INSTRUCTION
Check each line of the entries below for the string "device"; copy every line where it appears.

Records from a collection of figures
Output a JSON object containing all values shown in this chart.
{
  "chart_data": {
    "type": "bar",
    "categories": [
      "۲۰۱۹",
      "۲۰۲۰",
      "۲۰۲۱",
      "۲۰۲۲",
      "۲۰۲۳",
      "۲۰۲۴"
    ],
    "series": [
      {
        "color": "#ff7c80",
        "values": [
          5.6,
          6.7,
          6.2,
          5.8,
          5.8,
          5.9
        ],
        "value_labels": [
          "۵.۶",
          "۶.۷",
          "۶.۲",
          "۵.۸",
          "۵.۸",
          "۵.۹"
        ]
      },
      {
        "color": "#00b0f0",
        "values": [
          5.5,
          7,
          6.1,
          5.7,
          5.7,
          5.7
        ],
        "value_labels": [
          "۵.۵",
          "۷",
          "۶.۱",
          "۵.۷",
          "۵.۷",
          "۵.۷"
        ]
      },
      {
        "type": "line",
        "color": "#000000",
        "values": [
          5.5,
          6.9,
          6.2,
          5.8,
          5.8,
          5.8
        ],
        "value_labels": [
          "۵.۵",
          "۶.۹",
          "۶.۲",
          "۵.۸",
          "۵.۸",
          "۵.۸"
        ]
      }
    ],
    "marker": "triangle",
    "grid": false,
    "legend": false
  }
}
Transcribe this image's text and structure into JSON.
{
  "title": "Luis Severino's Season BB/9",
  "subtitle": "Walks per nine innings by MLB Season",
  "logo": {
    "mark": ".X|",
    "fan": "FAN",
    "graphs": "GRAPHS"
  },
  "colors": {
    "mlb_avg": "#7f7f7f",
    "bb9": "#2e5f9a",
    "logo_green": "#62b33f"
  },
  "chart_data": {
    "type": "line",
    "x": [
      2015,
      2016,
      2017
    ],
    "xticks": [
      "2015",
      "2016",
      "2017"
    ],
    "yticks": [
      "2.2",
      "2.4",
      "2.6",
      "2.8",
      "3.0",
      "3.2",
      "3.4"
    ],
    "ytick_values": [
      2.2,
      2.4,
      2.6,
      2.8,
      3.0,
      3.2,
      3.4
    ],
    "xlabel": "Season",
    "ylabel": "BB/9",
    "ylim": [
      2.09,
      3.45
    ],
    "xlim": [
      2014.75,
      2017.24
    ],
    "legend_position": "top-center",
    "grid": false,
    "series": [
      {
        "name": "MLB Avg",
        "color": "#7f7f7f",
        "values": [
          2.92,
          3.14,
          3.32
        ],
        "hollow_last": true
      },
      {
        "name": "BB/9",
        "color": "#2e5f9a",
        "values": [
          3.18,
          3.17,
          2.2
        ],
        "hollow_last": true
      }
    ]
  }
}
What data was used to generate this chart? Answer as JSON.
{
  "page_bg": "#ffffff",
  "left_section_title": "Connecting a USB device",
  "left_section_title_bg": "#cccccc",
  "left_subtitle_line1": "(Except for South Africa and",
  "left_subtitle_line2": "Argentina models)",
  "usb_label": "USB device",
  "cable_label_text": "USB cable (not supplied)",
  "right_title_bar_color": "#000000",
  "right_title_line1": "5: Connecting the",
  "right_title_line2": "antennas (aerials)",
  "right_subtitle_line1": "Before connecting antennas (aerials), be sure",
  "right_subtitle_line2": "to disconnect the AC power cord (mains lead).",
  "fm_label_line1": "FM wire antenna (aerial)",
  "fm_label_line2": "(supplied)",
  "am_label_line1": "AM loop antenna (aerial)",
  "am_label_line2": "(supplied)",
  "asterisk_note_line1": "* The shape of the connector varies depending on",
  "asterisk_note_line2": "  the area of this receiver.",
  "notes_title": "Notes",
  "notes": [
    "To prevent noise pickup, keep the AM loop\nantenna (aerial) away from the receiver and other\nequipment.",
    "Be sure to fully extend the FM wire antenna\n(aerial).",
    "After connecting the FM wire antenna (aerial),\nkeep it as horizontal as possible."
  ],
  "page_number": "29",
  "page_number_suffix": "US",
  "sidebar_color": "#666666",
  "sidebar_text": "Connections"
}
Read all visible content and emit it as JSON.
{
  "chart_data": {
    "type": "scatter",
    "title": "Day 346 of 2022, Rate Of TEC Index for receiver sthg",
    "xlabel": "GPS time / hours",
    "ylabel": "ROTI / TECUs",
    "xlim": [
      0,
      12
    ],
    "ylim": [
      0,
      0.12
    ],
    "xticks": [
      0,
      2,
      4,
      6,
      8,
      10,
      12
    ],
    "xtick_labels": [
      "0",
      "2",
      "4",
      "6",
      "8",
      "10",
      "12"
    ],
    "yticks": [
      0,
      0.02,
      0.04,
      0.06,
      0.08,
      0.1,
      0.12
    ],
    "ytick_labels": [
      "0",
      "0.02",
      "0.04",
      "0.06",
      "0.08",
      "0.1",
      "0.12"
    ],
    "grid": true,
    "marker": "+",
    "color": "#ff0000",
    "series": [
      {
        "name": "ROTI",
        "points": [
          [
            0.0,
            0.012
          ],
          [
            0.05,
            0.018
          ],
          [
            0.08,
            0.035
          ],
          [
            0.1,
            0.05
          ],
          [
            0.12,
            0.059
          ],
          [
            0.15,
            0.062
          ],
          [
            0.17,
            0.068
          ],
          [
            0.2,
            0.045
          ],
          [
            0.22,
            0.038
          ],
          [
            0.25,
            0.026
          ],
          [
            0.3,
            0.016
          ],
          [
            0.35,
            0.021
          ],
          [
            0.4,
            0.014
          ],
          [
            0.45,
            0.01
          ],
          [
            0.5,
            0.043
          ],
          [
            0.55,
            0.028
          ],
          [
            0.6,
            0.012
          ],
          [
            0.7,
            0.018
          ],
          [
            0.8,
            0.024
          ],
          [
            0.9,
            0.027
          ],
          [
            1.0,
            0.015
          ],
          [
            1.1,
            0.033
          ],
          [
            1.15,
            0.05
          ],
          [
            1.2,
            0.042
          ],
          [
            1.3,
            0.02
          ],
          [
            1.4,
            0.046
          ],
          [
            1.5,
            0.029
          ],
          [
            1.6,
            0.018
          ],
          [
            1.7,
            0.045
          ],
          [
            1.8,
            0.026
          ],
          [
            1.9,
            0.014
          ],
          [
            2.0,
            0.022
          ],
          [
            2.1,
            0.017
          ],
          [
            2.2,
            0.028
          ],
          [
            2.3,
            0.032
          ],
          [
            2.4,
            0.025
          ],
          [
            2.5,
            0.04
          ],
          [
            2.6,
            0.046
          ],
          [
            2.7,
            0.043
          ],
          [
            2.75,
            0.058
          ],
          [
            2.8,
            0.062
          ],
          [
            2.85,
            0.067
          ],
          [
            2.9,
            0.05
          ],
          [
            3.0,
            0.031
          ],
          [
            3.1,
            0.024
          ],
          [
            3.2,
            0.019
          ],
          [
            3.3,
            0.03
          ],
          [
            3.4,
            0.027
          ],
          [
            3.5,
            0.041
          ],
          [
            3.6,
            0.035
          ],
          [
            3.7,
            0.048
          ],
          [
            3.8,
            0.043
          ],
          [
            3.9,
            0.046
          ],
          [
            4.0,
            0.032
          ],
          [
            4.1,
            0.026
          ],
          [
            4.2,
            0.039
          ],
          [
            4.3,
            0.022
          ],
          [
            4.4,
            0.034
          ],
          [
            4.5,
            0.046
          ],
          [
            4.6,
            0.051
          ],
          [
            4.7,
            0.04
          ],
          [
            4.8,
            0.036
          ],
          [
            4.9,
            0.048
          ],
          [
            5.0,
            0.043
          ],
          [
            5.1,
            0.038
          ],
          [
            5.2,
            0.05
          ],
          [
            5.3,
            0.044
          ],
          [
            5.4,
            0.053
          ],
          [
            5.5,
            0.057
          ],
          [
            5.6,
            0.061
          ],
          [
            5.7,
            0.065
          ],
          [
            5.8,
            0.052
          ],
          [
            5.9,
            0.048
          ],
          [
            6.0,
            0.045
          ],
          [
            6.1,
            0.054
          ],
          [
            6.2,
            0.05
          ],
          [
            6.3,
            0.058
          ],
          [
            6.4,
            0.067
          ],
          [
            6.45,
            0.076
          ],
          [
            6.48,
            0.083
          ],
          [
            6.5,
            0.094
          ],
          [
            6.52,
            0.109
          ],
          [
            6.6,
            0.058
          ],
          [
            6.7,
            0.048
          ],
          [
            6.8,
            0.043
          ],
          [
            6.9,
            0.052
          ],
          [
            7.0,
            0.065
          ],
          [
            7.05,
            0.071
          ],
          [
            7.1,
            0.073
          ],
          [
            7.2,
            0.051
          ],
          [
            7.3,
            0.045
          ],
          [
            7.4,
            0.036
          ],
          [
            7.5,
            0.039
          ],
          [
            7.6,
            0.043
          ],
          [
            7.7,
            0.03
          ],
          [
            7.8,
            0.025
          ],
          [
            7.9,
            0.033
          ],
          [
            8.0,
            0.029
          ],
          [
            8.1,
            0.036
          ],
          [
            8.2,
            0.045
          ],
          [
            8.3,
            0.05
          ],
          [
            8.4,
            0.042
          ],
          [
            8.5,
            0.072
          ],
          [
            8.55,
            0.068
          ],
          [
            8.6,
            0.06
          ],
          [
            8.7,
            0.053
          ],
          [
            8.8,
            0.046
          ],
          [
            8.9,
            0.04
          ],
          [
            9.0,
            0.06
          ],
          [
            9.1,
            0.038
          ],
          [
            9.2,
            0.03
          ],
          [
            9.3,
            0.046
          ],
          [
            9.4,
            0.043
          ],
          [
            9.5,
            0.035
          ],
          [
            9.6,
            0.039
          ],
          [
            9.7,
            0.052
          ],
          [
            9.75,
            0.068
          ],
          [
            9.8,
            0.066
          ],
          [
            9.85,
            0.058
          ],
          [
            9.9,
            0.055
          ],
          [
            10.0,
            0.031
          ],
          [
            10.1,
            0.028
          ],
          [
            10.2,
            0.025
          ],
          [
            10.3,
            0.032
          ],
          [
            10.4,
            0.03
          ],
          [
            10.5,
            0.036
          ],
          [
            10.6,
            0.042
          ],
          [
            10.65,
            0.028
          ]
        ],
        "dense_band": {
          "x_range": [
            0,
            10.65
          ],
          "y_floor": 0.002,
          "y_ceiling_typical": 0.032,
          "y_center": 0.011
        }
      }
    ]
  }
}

RESPONSE TO THE EXERCISE
  "left_section_title": "Connecting a USB device",
  "usb_label": "USB device",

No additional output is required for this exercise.